▶ **WHAT TO WORK ON**
Restate the listing below word for word, omitting any images.

▶ **GIVEN RECORDS**

"""

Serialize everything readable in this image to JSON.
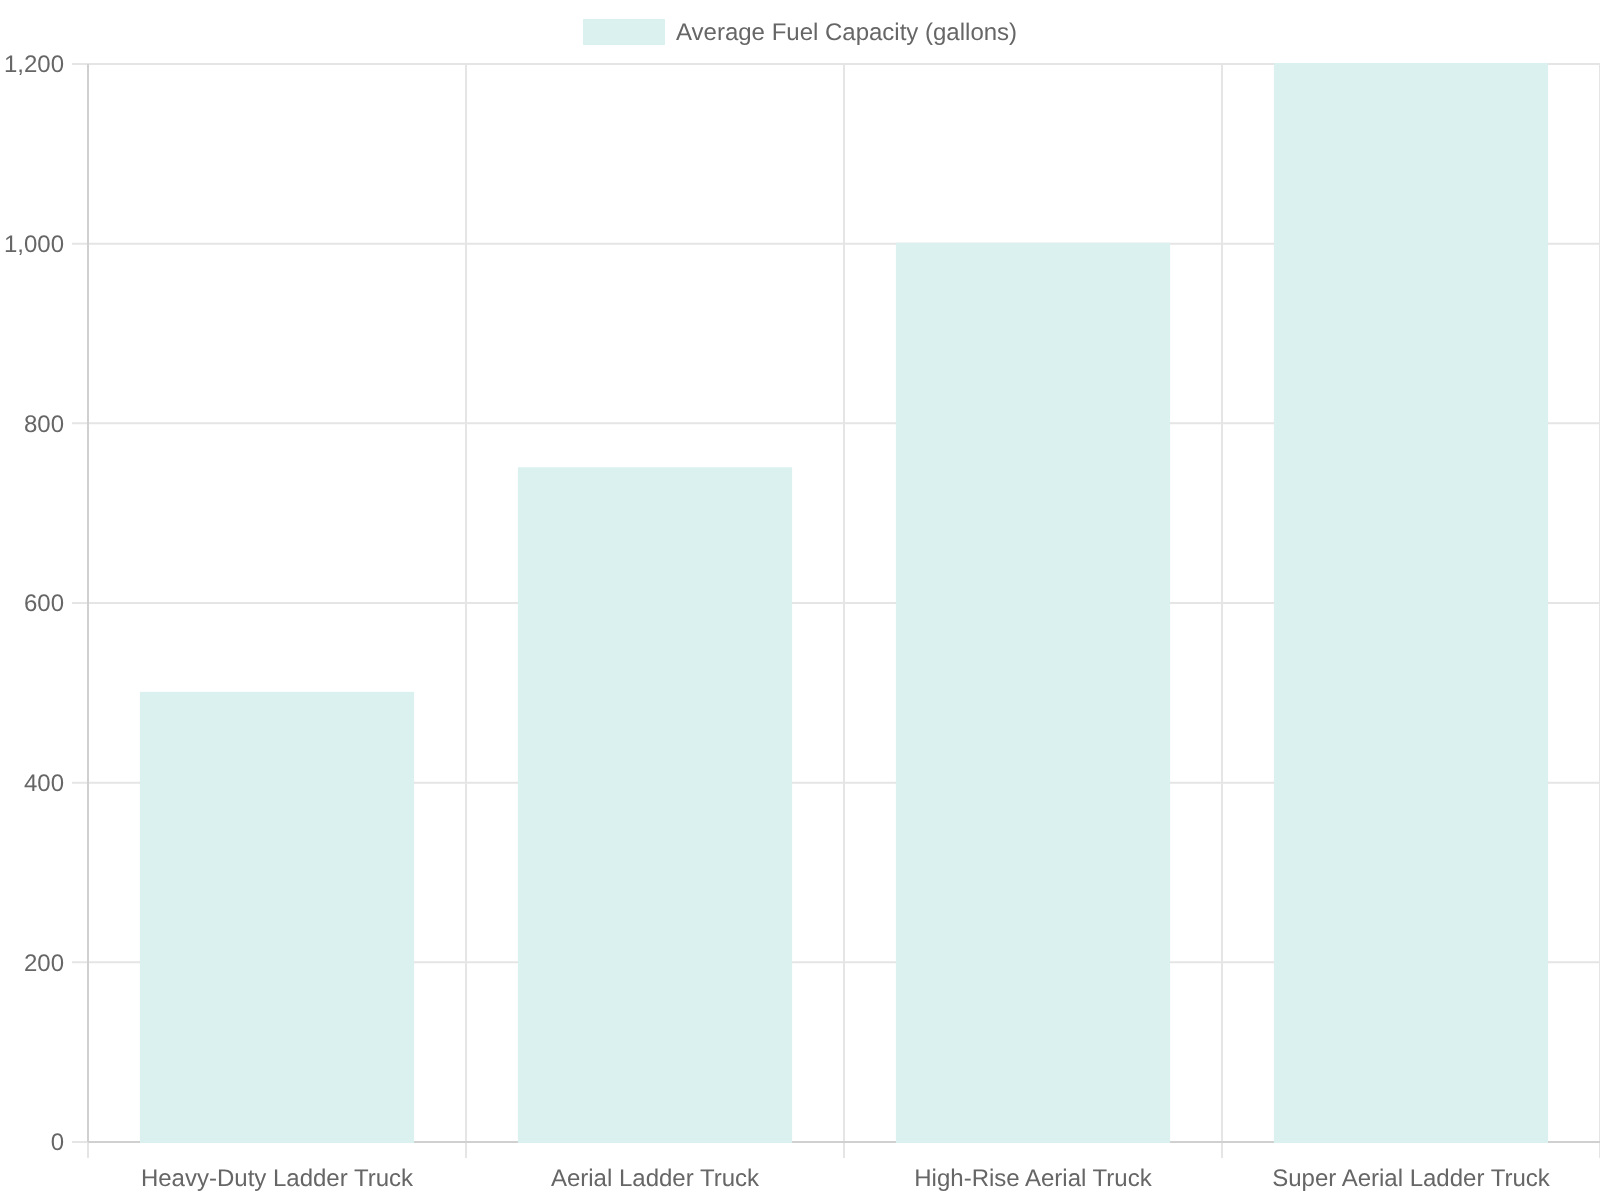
{
  "chart_data": {
    "type": "bar",
    "categories": [
      "Heavy-Duty Ladder Truck",
      "Aerial Ladder Truck",
      "High-Rise Aerial Truck",
      "Super Aerial Ladder Truck"
    ],
    "series": [
      {
        "name": "Average Fuel Capacity (gallons)",
        "color": "#dbf1ef",
        "values": [
          500,
          750,
          1000,
          1200
        ]
      }
    ],
    "ylim": [
      0,
      1200
    ],
    "yticks": [
      0,
      200,
      400,
      600,
      800,
      {
        "value": 1000,
        "label": "1,000"
      },
      {
        "value": 1200,
        "label": "1,200"
      }
    ],
    "grid": true,
    "legend": "top"
  }
}
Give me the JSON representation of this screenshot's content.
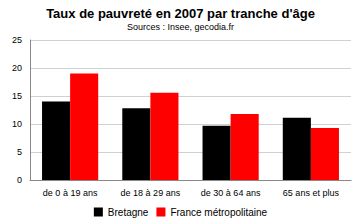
{
  "chart_data": {
    "type": "bar",
    "title": "Taux de pauvreté en 2007 par tranche d'âge",
    "subtitle": "Sources : Insee, gecodia.fr",
    "categories": [
      "de 0 à 19 ans",
      "de 18 à 29 ans",
      "de 30 à 64 ans",
      "65 ans et plus"
    ],
    "series": [
      {
        "name": "Bretagne",
        "color": "#000000",
        "values": [
          14,
          12.8,
          9.7,
          11.1
        ]
      },
      {
        "name": "France métropolitaine",
        "color": "#ff0000",
        "values": [
          19,
          15.6,
          11.8,
          9.3
        ]
      }
    ],
    "ylim": [
      0,
      25
    ],
    "yticks": [
      0,
      5,
      10,
      15,
      20,
      25
    ],
    "grid": true,
    "legend": "bottom"
  }
}
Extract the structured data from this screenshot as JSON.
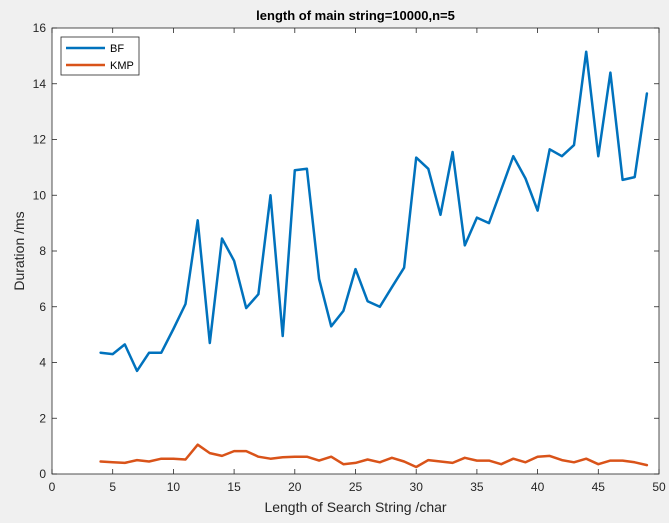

"""

▶ **RESULT FOR THIS TASK**
Serialize everything readable in this image to JSON.
{
  "chart_data": {
    "type": "bar",
    "categories": [
      "Heavy-Duty Ladder Truck",
      "Aerial Ladder Truck",
      "High-Rise Aerial Truck",
      "Super Aerial Ladder Truck"
    ],
    "series": [
      {
        "name": "Average Fuel Capacity (gallons)",
        "color": "#dbf1ef",
        "values": [
          500,
          750,
          1000,
          1200
        ]
      }
    ],
    "ylim": [
      0,
      1200
    ],
    "yticks": [
      0,
      200,
      400,
      600,
      800,
      {
        "value": 1000,
        "label": "1,000"
      },
      {
        "value": 1200,
        "label": "1,200"
      }
    ],
    "grid": true,
    "legend": "top"
  }
}
Give me the JSON representation of this screenshot's content.
{
  "chart_data": {
    "type": "bar",
    "title": "Taux de pauvreté en 2007 par tranche d'âge",
    "subtitle": "Sources : Insee, gecodia.fr",
    "categories": [
      "de 0 à 19 ans",
      "de 18 à 29 ans",
      "de 30 à 64 ans",
      "65 ans et plus"
    ],
    "series": [
      {
        "name": "Bretagne",
        "color": "#000000",
        "values": [
          14,
          12.8,
          9.7,
          11.1
        ]
      },
      {
        "name": "France métropolitaine",
        "color": "#ff0000",
        "values": [
          19,
          15.6,
          11.8,
          9.3
        ]
      }
    ],
    "ylim": [
      0,
      25
    ],
    "yticks": [
      0,
      5,
      10,
      15,
      20,
      25
    ],
    "grid": true,
    "legend": "bottom"
  }
}
Extract the structured data from this screenshot as JSON.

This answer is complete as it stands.